Dataset records:
▽

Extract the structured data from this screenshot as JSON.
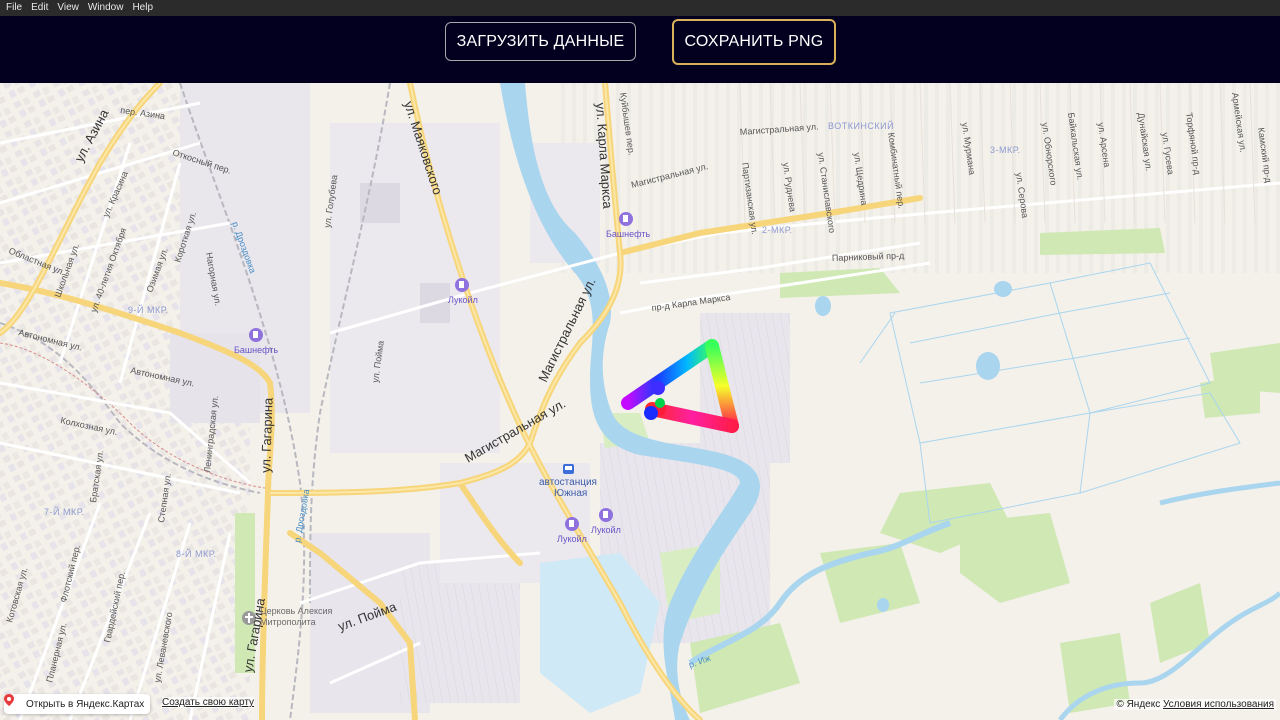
{
  "menu": {
    "items": [
      "File",
      "Edit",
      "View",
      "Window",
      "Help"
    ]
  },
  "toolbar": {
    "load_label": "ЗАГРУЗИТЬ ДАННЫЕ",
    "save_label": "СОХРАНИТЬ PNG"
  },
  "map": {
    "streets": {
      "azina": "ул. Азина",
      "mayakovskogo": "ул. Маяковского",
      "karla_marksa": "ул. Карла Маркса",
      "magistralnaya_1": "Магистральная ул.",
      "magistralnaya_2": "Магистральная ул.",
      "magistralnaya_3": "Магистральная ул.",
      "magistralnaya_4": "Магистральная ул.",
      "gagarina_1": "ул. Гагарина",
      "gagarina_2": "ул. Гагарина",
      "poyma_1": "ул. Пойма",
      "poyma_2": "ул. Пойма",
      "oblastnaya": "Областная ул.",
      "avtonomnaya_1": "Автономная ул.",
      "avtonomnaya_2": "Автономная ул.",
      "kolhoznaya": "Колхозная ул.",
      "shkolnaya": "Школьная ул.",
      "pr_karla_marksa": "пр-д Карла Маркса",
      "parnikovyy": "Парниковый пр-д",
      "golubeva": "ул. Голубева",
      "lenina_40": "ул. 40-летия Октября",
      "ozimaya": "Озимая ул.",
      "otkosnyy": "Откосный пер.",
      "azina_per": "пер. Азина",
      "krasina": "ул. Красина",
      "korotkaya": "Короткая ул.",
      "nagornaya": "Нагорная ул.",
      "leningradskaya": "Ленинградская ул.",
      "bratskaya": "Братская ул.",
      "stepnaya": "Степная ул.",
      "flotskiy": "Флотский пер.",
      "gvardeyskiy": "Гвардейский пер.",
      "levanevskogo": "ул. Леваневского",
      "planernaya": "Планерная ул.",
      "kotovskogo": "Котовская ул.",
      "ryadneva": "ул. Руднева",
      "stanislavskogo": "ул. Станиславского",
      "partizanskaya": "Партизанская ул.",
      "shedrina": "ул. Щедрина",
      "kombinatnyy": "Комбинатный пер.",
      "murmana": "ул. Мурмана",
      "serova": "ул. Серова",
      "obnorskogo": "ул. Обнорского",
      "baikalskaya": "Байкальская ул.",
      "arsena": "ул. Арсена",
      "dunaiskaya": "Дунайская ул.",
      "guseva": "ул. Гусева",
      "torfyanoy": "Торфяной пр-д",
      "armeyskaya": "Армейская ул.",
      "kamskiy": "Камский пр-д",
      "kuybyshev": "Куйбышев пер."
    },
    "districts": {
      "votkinskiy": "ВОТКИНСКИЙ",
      "mkr_2": "2-МКР.",
      "mkr_3": "3-МКР.",
      "mkr_7": "7-Й МКР.",
      "mkr_8": "8-Й МКР.",
      "mkr_9": "9-Й МКР."
    },
    "pois": {
      "bashneft_1": "Башнефть",
      "bashneft_2": "Башнефть",
      "lukoil_1": "Лукойл",
      "lukoil_2": "Лукойл",
      "lukoil_3": "Лукойл",
      "bus_station_1": "автостанция",
      "bus_station_2": "Южная",
      "church_1": "Церковь Алексия",
      "church_2": "Митрополита"
    },
    "rivers": {
      "drozdovka_1": "р. Дроздовка",
      "drozdovka_2": "р. Дроздовка",
      "izh": "р. Иж"
    },
    "footer": {
      "open_in_yandex": "Открыть в Яндекс.Картах",
      "create_map": "Создать свою карту",
      "copyright_prefix": "© Яндекс",
      "terms": "Условия использования"
    }
  },
  "colors": {
    "menubar_bg": "#2b2b2b",
    "toolbar_bg": "#03001f",
    "save_border": "#d8b15a",
    "load_border": "#a8a8a8",
    "map_bg": "#f4f1ea",
    "road_major": "#f7d57a",
    "water": "#a9d5ef",
    "park": "#cfe8b4"
  }
}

△

WHAT THE TASK REQUIRES: Find the word "Карла" in the data and copy out each line where it turns up.

WRITTEN ANSWER:
      "karla_marksa": "ул. Карла Маркса",
      "pr_karla_marksa": "пр-д Карла Маркса",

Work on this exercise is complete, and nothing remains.